(Stored dataset items)
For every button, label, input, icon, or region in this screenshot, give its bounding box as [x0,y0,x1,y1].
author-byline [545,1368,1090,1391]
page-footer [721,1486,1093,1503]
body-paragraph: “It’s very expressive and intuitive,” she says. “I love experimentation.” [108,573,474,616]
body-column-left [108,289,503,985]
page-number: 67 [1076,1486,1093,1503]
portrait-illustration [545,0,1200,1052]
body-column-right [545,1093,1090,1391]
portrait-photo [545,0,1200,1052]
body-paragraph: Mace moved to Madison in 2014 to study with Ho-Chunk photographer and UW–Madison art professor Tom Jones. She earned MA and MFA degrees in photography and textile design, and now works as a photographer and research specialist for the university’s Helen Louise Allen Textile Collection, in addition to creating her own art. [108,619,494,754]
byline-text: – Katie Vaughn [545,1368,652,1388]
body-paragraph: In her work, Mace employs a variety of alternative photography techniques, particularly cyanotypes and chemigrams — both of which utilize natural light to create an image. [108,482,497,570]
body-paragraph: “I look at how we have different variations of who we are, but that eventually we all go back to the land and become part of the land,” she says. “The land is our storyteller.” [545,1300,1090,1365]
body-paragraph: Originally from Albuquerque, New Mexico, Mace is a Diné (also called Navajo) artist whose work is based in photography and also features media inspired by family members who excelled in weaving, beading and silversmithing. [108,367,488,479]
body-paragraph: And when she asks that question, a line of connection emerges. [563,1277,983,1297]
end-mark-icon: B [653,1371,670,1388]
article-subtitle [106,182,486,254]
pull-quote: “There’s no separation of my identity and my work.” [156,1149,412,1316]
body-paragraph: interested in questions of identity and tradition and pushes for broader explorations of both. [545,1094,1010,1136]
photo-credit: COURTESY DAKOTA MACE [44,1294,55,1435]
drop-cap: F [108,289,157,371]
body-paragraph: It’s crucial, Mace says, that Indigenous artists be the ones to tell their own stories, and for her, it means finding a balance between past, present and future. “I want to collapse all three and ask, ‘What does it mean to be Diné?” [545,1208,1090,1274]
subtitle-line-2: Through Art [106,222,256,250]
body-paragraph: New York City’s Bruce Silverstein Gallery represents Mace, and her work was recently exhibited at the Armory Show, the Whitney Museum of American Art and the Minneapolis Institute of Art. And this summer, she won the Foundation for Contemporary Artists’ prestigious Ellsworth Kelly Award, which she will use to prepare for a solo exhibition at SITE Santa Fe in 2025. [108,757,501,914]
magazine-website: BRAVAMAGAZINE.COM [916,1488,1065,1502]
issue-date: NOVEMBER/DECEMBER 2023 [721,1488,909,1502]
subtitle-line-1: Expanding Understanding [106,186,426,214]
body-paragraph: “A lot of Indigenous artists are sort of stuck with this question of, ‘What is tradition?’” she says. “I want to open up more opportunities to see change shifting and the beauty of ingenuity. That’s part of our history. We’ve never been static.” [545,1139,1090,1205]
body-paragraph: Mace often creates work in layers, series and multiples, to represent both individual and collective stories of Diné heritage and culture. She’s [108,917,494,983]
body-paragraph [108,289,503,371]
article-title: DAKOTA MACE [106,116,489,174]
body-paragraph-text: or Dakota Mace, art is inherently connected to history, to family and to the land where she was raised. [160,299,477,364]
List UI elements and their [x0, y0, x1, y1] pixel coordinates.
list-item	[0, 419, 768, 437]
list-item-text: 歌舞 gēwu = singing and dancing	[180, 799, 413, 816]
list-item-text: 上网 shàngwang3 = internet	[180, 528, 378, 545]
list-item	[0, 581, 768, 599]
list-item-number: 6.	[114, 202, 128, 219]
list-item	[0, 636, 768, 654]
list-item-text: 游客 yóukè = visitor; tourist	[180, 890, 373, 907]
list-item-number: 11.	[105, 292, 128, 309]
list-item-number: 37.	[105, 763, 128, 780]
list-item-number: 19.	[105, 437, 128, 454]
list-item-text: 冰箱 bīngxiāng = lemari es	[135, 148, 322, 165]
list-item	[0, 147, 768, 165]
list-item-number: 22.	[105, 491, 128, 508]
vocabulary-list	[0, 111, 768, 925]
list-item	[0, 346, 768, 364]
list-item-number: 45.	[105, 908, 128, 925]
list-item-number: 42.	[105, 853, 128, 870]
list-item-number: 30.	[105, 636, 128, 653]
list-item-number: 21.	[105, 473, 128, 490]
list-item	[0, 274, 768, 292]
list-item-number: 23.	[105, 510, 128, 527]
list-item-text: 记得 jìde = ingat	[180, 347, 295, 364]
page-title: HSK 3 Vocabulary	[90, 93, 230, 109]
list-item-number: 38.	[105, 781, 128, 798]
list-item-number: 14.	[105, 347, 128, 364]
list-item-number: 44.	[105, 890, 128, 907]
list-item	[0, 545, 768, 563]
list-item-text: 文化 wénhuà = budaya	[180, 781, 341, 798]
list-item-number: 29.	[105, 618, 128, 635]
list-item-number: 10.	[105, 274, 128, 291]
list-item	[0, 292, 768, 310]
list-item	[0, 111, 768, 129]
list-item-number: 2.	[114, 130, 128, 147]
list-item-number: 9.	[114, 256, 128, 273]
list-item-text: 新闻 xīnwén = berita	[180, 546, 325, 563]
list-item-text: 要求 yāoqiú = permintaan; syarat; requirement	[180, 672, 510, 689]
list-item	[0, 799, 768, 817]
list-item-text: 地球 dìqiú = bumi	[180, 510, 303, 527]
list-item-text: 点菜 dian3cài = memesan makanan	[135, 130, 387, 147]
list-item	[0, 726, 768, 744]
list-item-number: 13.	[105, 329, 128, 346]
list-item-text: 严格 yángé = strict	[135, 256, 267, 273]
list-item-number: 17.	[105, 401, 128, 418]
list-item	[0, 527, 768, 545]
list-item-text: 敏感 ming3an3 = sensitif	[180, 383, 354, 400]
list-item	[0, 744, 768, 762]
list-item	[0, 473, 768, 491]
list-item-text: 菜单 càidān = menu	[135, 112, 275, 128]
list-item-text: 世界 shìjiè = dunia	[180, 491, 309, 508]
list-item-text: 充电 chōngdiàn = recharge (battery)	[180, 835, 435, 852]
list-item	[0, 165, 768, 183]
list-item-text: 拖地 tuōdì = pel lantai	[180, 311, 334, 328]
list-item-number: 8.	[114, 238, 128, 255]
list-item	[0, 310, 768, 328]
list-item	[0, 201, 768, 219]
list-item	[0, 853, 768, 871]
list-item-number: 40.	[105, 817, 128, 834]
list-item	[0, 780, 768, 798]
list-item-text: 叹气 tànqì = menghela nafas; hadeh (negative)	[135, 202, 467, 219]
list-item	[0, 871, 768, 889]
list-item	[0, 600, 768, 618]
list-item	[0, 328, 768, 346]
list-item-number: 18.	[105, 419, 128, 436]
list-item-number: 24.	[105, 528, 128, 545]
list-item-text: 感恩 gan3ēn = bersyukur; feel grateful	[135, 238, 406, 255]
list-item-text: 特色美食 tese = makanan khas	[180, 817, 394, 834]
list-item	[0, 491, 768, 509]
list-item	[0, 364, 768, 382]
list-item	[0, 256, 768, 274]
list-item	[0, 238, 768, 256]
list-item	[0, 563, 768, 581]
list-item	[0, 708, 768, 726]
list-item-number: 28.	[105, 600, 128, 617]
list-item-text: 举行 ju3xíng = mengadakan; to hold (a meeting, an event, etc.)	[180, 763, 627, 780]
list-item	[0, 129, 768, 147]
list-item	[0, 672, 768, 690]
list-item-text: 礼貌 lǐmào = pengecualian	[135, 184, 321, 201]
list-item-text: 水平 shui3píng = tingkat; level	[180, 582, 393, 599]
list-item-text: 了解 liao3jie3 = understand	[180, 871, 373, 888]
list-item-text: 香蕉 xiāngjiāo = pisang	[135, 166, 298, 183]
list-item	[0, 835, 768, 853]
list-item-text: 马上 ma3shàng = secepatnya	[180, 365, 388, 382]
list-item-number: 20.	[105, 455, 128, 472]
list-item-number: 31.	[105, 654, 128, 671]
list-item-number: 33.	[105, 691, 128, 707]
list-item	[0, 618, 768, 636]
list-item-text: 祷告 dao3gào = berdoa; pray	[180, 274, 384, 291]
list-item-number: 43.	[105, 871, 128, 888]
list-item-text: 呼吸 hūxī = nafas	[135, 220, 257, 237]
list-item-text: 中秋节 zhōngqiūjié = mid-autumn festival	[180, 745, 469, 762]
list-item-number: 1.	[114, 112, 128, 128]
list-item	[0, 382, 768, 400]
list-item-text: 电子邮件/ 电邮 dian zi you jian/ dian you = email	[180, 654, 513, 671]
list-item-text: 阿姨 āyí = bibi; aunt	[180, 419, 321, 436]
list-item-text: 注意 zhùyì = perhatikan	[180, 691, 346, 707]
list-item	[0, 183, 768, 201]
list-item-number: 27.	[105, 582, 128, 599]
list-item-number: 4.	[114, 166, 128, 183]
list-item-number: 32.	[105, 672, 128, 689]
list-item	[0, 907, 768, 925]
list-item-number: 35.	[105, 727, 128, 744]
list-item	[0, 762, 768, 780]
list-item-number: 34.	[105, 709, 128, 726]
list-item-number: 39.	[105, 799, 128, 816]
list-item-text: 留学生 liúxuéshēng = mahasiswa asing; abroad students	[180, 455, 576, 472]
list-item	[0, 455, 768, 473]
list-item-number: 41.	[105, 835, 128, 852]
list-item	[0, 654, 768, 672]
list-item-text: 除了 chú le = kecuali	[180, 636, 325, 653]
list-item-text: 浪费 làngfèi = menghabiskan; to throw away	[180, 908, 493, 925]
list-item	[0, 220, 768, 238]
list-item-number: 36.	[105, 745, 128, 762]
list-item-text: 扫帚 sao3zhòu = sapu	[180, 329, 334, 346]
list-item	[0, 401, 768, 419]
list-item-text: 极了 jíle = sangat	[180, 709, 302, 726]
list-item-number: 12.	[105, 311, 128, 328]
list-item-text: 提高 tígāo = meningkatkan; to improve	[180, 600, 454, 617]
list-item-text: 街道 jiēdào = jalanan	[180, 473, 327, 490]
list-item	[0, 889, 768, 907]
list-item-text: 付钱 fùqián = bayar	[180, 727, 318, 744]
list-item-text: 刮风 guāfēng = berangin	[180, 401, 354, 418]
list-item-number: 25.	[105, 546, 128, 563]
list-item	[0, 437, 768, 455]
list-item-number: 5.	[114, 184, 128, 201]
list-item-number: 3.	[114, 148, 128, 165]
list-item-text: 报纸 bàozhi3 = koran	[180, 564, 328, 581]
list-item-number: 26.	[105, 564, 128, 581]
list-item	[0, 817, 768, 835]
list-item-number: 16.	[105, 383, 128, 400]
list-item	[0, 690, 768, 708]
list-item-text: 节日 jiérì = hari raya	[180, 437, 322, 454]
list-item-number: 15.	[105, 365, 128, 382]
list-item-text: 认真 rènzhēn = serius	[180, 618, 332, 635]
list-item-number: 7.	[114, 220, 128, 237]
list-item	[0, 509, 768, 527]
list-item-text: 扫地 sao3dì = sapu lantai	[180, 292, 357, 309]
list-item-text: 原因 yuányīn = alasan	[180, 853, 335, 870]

### Task prompt
Can you quote the data from its first line through the line containing "portrait-photo [545,0,1200,1052]", including both of those lines?

### Worked answer
For every button, label, input, icon, or region in this screenshot, give its bounding box as [x0,y0,x1,y1].
author-byline [545,1368,1090,1391]
page-footer [721,1486,1093,1503]
body-paragraph: “It’s very expressive and intuitive,” she says. “I love experimentation.” [108,573,474,616]
body-column-left [108,289,503,985]
page-number: 67 [1076,1486,1093,1503]
portrait-illustration [545,0,1200,1052]
body-column-right [545,1093,1090,1391]
portrait-photo [545,0,1200,1052]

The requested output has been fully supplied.